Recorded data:
+ + + + + + +
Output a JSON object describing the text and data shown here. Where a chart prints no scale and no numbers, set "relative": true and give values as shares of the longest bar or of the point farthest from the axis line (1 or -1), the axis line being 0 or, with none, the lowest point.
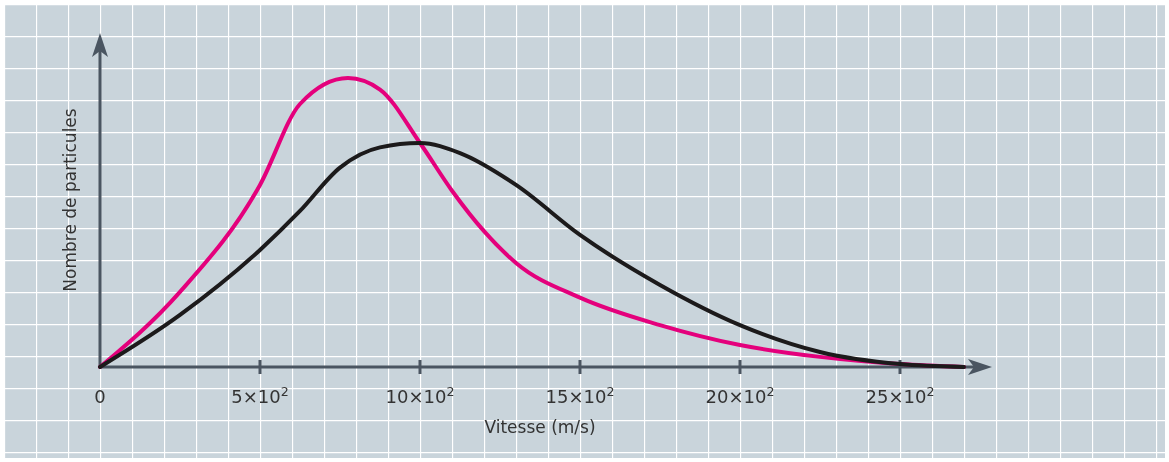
{
  "chart_data": {
    "type": "line",
    "relative": true,
    "xlabel": "Vitesse (m/s)",
    "ylabel": "Nombre de particules",
    "xlim": [
      0,
      2750
    ],
    "xticks": [
      0,
      {
        "value": 500,
        "label": "5×10$^{2}$"
      },
      {
        "value": 1000,
        "label": "10×10$^{2}$"
      },
      {
        "value": 1500,
        "label": "15×10$^{2}$"
      },
      {
        "value": 2000,
        "label": "20×10$^{2}$"
      },
      {
        "value": 2500,
        "label": "25×10$^{2}$"
      }
    ],
    "series": [
      {
        "color": "#e4007c",
        "x": [
          0,
          250,
          500,
          625,
          775,
          875,
          1000,
          1100,
          1200,
          1300,
          1500,
          1750,
          2000,
          2250,
          2500,
          2700
        ],
        "values": [
          0,
          0.26,
          0.63,
          0.91,
          1,
          0.96,
          0.775,
          0.61,
          0.47,
          0.36,
          0.24,
          0.145,
          0.076,
          0.035,
          0.01,
          0
        ]
      },
      {
        "color": "#1c1a1b",
        "x": [
          0,
          250,
          500,
          625,
          750,
          875,
          1000,
          1125,
          1300,
          1500,
          1750,
          2000,
          2250,
          2500,
          2700
        ],
        "values": [
          0,
          0.18,
          0.405,
          0.54,
          0.69,
          0.76,
          0.775,
          0.74,
          0.63,
          0.457,
          0.284,
          0.145,
          0.052,
          0.01,
          0
        ]
      }
    ]
  }
}
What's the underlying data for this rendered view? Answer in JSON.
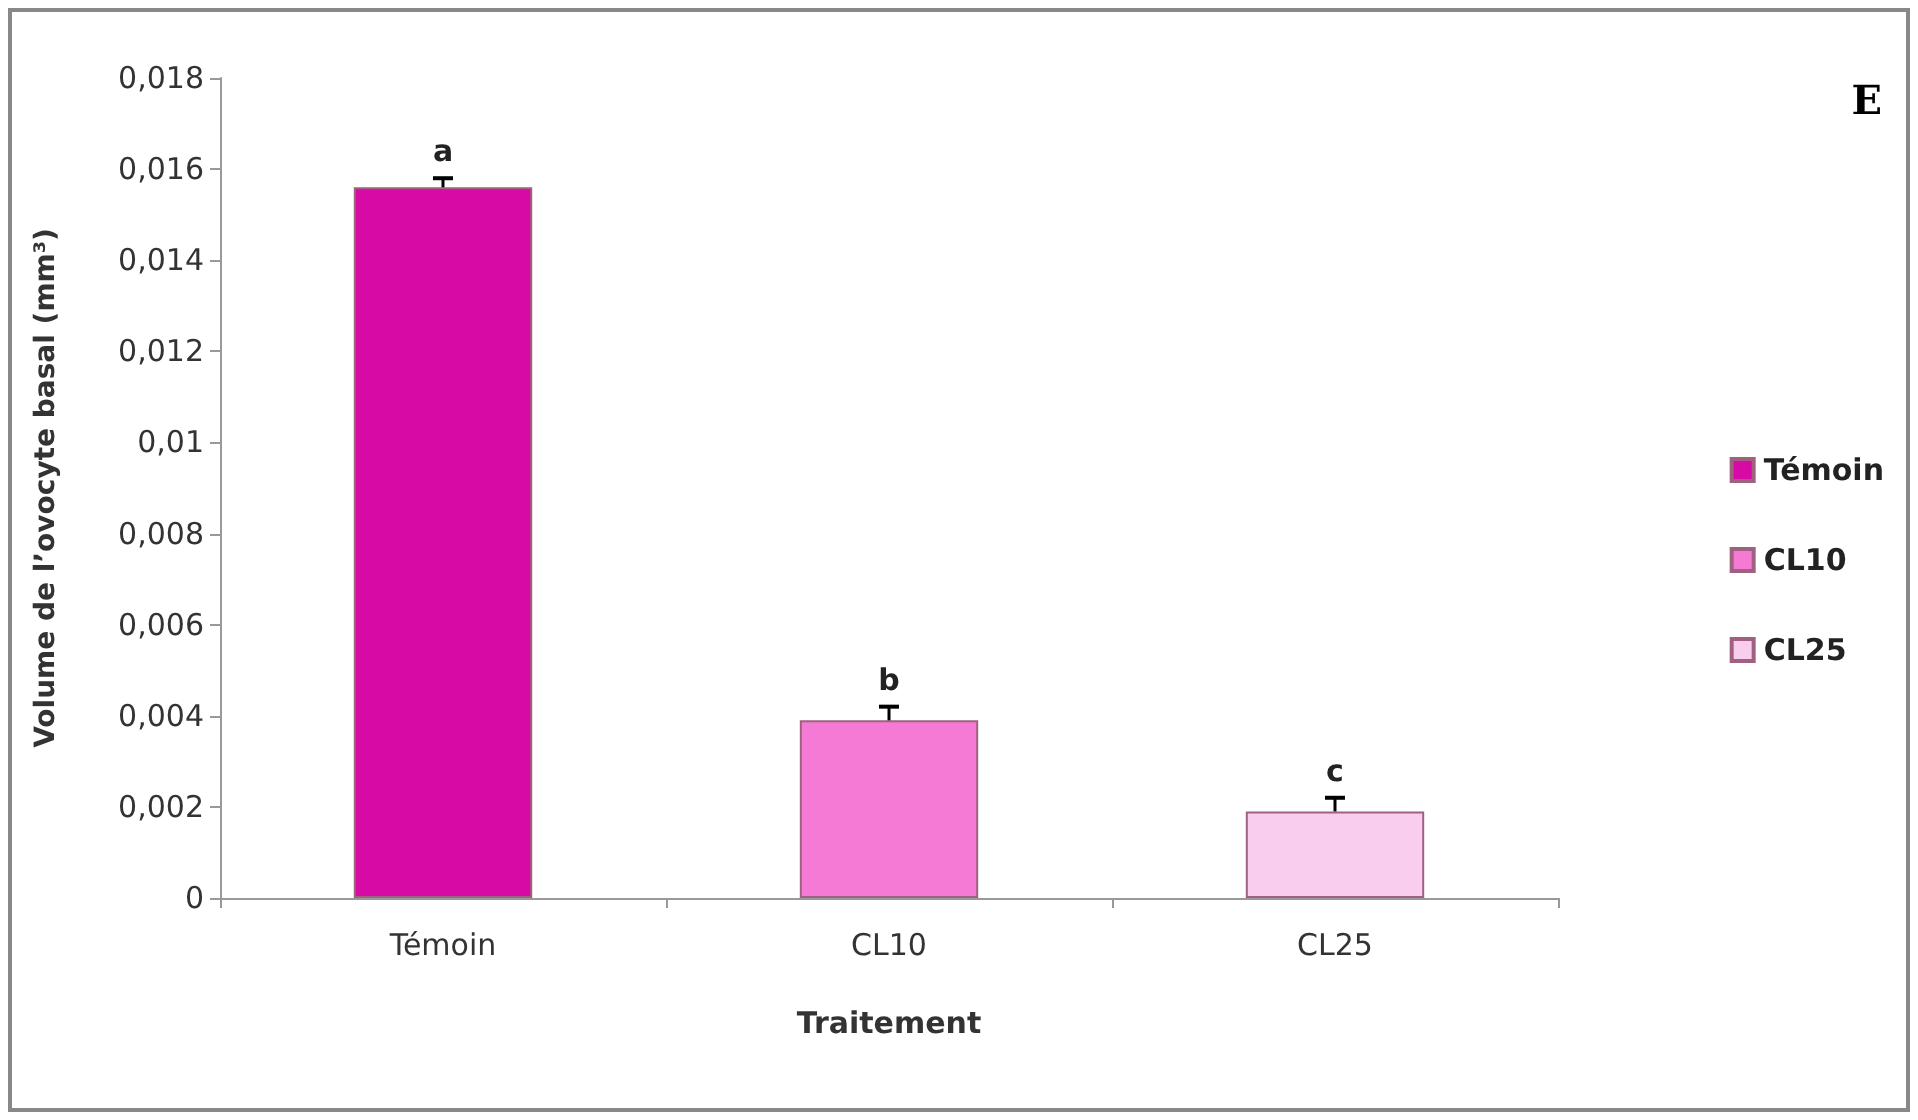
+ + + + + + +
Do this: Transcribe the full listing above exactly, with the images removed.

Solution to this problem:
Output a JSON object describing the text and data shown here. Where a chart prints no scale and no numbers, set "relative": true and give values as shares of the longest bar or of the point farthest from the axis line (1 or -1), the axis line being 0 or, with none, the lowest point.
{
  "chart_data": {
    "type": "line",
    "relative": true,
    "xlabel": "Vitesse (m/s)",
    "ylabel": "Nombre de particules",
    "xlim": [
      0,
      2750
    ],
    "xticks": [
      0,
      {
        "value": 500,
        "label": "5×10$^{2}$"
      },
      {
        "value": 1000,
        "label": "10×10$^{2}$"
      },
      {
        "value": 1500,
        "label": "15×10$^{2}$"
      },
      {
        "value": 2000,
        "label": "20×10$^{2}$"
      },
      {
        "value": 2500,
        "label": "25×10$^{2}$"
      }
    ],
    "series": [
      {
        "color": "#e4007c",
        "x": [
          0,
          250,
          500,
          625,
          775,
          875,
          1000,
          1100,
          1200,
          1300,
          1500,
          1750,
          2000,
          2250,
          2500,
          2700
        ],
        "values": [
          0,
          0.26,
          0.63,
          0.91,
          1,
          0.96,
          0.775,
          0.61,
          0.47,
          0.36,
          0.24,
          0.145,
          0.076,
          0.035,
          0.01,
          0
        ]
      },
      {
        "color": "#1c1a1b",
        "x": [
          0,
          250,
          500,
          625,
          750,
          875,
          1000,
          1125,
          1300,
          1500,
          1750,
          2000,
          2250,
          2500,
          2700
        ],
        "values": [
          0,
          0.18,
          0.405,
          0.54,
          0.69,
          0.76,
          0.775,
          0.74,
          0.63,
          0.457,
          0.284,
          0.145,
          0.052,
          0.01,
          0
        ]
      }
    ]
  }
}
What's the underlying data for this rendered view? Answer in JSON.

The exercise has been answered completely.